Бумага блеклая, мятая… Годы прошли! Да журнал и новый выглядел неважно. Не для буржуев, чай, делали! Полистаем ветхие страницы:
№№ 11–12, июнь, 1927 год.
Двухнедельный журнал марксистской критики. Под редакцией — Л. Авербаха, Б. Волина, Ю. Либединского, М. Ольминского и Ф. Раскольникова».
…Этот журнал был рупором наиболее радикальной писательской группы тех лет, назвавшей себя резко — РАПП! Российская ассоциация пролетарских писателей! Образовалась в 1925 году. Одно дело — просто писатели, другое дело — «пролетарские»: ясное дело, к кому повернется власть. С самого начала они называли свою организацию «представителем партии в литературе», сами характеризовали себя как «неистовых хранителей пролетарской чистоты» (Ю. Либединский). Именно их организация, как они громко заявляли, была призвана «объединить все творческие силы рабочего класса и повести за собой всю литературу, воспитывая также писателей из интеллигенции и крестьян в духе коммунистического мировоззрения и ощущения». Особенно тут впечатляет слово — «ощущения». В составе РАППа наиболее известны А. Фадеев, Б. Панферов, Д. Фурманов, критики Л. Авербах,
B. Ермилов. «Воспитание» они вели довольно грубо. В своем журнале позволяли себе поносить лучших писателей тех лет — М. Горького, В. Маяковского, C. Есенина, Л. Леонова, К. Федина, А. Толстого. Третировали их, называя буржуазными, а всех крестьянских писателей называли мелкобуржуазными. Они вели не просто литературную, но и политическую кампанию против Е. Замятина, Б. Пильняка, М. Булгакова, А. Платонова, В. Катаева, А. Веселого.

• ЗАДАНИЯ
A – В каком году, согласно отрывку о журнале РАППа, образовалась Российская ассоциация пролетарских писателей?
B – Перепишите из отрывка о журнале РАППа дословно фрагмент от «Бумага блеклая, мятая…» до «июнь, 1927 год.» включительно.
Эти строки взяты из другого источника.

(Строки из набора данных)
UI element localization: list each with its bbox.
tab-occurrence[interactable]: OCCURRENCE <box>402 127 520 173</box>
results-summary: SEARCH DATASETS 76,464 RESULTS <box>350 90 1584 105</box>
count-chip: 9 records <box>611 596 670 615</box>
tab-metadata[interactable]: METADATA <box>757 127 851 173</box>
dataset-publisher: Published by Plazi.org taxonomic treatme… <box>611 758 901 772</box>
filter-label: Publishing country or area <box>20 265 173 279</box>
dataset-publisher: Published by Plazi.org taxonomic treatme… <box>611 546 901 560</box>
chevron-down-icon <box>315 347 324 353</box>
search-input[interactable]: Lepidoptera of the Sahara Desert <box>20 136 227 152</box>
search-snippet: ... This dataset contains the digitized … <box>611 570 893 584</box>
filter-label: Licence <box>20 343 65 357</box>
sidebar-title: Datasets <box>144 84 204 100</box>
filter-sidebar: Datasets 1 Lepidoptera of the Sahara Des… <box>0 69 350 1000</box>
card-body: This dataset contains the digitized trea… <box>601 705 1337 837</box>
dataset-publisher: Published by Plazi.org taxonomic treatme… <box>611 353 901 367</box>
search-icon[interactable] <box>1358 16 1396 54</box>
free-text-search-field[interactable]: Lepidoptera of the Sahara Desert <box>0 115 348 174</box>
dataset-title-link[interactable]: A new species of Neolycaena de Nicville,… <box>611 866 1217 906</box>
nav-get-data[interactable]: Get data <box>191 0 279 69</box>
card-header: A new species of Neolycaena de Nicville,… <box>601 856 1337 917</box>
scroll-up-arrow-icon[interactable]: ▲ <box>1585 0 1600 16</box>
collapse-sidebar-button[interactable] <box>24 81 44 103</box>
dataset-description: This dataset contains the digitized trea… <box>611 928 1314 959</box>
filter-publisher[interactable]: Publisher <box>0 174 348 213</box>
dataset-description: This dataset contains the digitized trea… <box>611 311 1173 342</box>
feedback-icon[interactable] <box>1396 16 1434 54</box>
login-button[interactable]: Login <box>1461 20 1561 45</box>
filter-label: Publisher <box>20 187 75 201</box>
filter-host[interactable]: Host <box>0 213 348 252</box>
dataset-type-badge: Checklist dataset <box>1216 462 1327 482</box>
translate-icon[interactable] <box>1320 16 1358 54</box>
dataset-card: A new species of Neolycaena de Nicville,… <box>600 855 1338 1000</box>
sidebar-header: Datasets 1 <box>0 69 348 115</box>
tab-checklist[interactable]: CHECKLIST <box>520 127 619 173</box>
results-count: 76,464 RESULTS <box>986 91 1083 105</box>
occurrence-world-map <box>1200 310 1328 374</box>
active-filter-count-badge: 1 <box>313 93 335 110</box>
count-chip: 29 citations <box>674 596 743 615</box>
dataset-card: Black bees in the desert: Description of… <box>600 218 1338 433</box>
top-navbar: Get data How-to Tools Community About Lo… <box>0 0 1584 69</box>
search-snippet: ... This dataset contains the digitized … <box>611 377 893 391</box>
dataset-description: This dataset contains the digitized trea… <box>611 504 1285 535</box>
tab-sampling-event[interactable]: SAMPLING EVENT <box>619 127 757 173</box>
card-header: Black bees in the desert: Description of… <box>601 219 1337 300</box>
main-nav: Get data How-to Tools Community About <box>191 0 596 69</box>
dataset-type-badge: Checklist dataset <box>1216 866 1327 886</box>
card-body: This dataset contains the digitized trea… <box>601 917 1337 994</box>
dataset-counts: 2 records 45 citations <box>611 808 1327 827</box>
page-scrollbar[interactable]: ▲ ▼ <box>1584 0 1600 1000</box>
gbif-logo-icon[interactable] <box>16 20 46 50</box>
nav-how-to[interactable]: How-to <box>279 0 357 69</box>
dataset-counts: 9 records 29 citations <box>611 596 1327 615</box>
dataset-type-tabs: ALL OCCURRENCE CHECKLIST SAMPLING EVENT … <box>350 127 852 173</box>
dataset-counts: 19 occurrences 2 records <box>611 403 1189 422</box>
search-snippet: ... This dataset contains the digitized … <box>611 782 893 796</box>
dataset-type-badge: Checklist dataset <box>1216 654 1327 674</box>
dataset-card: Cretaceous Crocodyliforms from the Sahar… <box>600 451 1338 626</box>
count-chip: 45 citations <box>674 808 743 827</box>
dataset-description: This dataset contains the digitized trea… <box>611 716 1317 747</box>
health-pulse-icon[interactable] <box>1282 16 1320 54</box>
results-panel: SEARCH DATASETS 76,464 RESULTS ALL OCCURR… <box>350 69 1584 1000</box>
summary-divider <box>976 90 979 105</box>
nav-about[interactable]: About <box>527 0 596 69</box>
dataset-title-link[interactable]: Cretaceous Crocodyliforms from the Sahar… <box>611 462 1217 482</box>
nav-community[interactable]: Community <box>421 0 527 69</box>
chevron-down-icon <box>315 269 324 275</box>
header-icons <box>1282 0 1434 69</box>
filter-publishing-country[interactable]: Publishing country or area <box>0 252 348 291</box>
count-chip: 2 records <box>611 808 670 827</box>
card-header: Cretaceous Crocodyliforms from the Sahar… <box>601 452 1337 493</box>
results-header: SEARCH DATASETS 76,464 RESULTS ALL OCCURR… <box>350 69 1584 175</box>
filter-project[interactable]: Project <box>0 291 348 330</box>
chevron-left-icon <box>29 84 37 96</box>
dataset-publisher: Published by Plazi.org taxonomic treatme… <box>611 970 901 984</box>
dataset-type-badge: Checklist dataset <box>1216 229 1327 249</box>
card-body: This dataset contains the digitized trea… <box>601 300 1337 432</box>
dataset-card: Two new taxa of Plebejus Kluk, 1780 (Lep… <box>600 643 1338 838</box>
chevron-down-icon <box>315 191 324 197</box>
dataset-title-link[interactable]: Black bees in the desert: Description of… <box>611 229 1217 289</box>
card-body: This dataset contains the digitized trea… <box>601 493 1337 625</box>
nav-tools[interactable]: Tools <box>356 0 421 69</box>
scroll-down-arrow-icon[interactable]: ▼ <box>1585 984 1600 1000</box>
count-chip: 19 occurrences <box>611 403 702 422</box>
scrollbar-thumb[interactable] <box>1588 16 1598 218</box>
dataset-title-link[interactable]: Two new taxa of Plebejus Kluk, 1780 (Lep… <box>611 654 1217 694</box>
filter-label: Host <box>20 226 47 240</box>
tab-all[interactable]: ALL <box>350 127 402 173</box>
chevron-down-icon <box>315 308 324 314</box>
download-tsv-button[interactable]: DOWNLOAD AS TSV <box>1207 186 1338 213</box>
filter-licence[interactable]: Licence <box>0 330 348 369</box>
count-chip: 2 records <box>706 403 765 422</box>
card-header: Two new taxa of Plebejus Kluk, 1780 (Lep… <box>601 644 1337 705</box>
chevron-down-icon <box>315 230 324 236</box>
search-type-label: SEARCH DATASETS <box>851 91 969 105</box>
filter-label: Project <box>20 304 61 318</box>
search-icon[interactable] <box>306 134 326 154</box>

• ОТВЕТЫ К ЗАДАНИЯМ
A – В 1925 году.

B –
Бумага блеклая, мятая… Годы прошли! Да журнал и новый выглядел неважно. Не для буржуев, чай, делали! Полистаем ветхие страницы:
№№ 11–12, июнь, 1927 год.